EXERCISE PROMPT: Without including any pictures, write out all the entries exactly.

SUPPLIED MATERIAL:
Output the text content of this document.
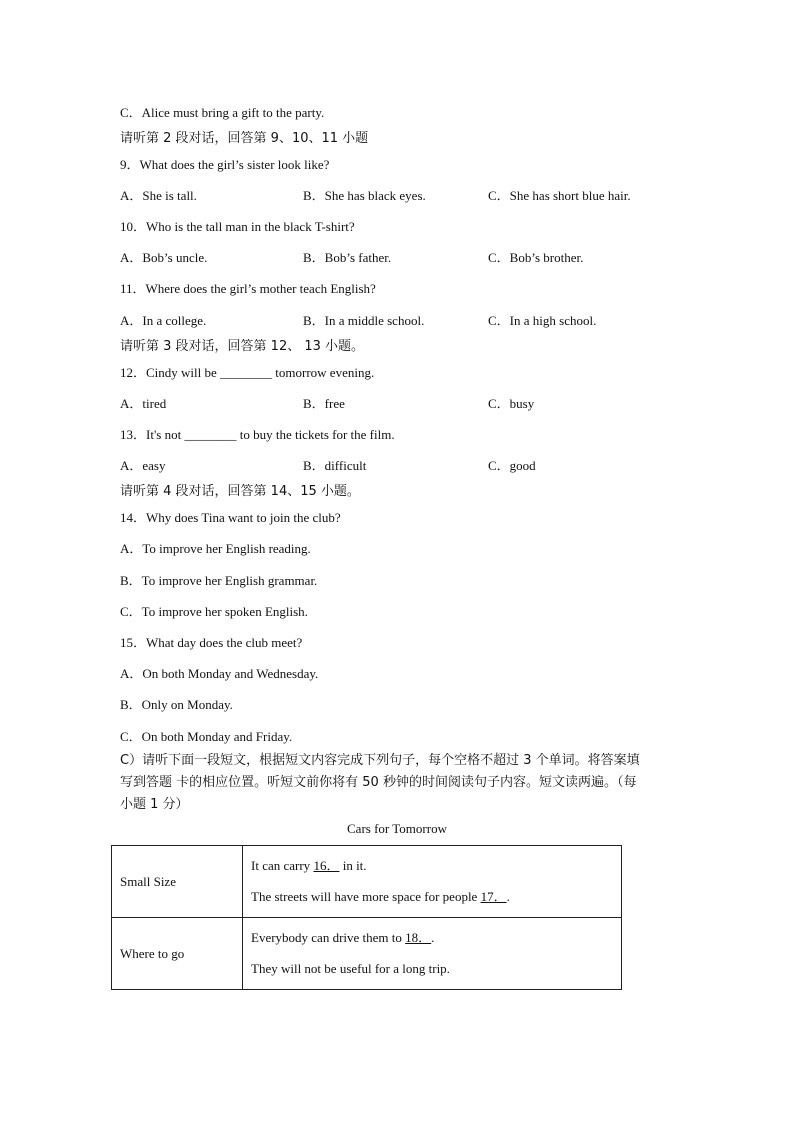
C．Alice must bring a gift to the party.
请听第 2 段对话，回答第 9、10、11 小题
9．What does the girl’s sister look like?
A．She is tall.	B．She has black eyes.	C．She has short blue hair.
10．Who is the tall man in the black T-shirt?
A．Bob’s uncle.	B．Bob’s father.	C．Bob’s brother.
11．Where does the girl’s mother teach English?
A．In a college.	B．In a middle school.	C．In a high school.
请听第 3 段对话，回答第 12、 13 小题。
12．Cindy will be ________ tomorrow evening.
A．tired	B．free	C．busy
13．It's not ________ to buy the tickets for the film.
A．easy	B．difficult	C．good
请听第 4 段对话，回答第 14、15 小题。
14．Why does Tina want to join the club?
A．To improve her English reading.
B．To improve her English grammar.
C．To improve her spoken English.
15．What day does the club meet?
A．On both Monday and Wednesday.
B．Only on Monday.
C．On both Monday and Friday.
C）请听下面一段短文，根据短文内容完成下列句子，每个空格不超过 3 个单词。将答案填
写到答题 卡的相应位置。听短文前你将有 50 秒钟的时间阅读句子内容。短文读两遍。（每
小题 1 分）
Cars for Tomorrow
Small Size	It can carry 16． in it.
The streets will have more space for people 17．.

Where to go	Everybody can drive them to 18．.
They will not be useful for a long trip.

ANSWER:
Output the text content of this document.
C．Alice must bring a gift to the party.
请听第 2 段对话，回答第 9、10、11 小题
9．What does the girl’s sister look like?
A．She is tall.	B．She has black eyes.	C．She has short blue hair.
10．Who is the tall man in the black T-shirt?
A．Bob’s uncle.	B．Bob’s father.	C．Bob’s brother.
11．Where does the girl’s mother teach English?
A．In a college.	B．In a middle school.	C．In a high school.
请听第 3 段对话，回答第 12、 13 小题。
12．Cindy will be ________ tomorrow evening.
A．tired	B．free	C．busy
13．It's not ________ to buy the tickets for the film.
A．easy	B．difficult	C．good
请听第 4 段对话，回答第 14、15 小题。
14．Why does Tina want to join the club?
A．To improve her English reading.
B．To improve her English grammar.
C．To improve her spoken English.
15．What day does the club meet?
A．On both Monday and Wednesday.
B．Only on Monday.
C．On both Monday and Friday.
C）请听下面一段短文，根据短文内容完成下列句子，每个空格不超过 3 个单词。将答案填
写到答题 卡的相应位置。听短文前你将有 50 秒钟的时间阅读句子内容。短文读两遍。（每
小题 1 分）
Cars for Tomorrow
Small Size	It can carry 16． in it.
The streets will have more space for people 17．.

Where to go	Everybody can drive them to 18．.
They will not be useful for a long trip.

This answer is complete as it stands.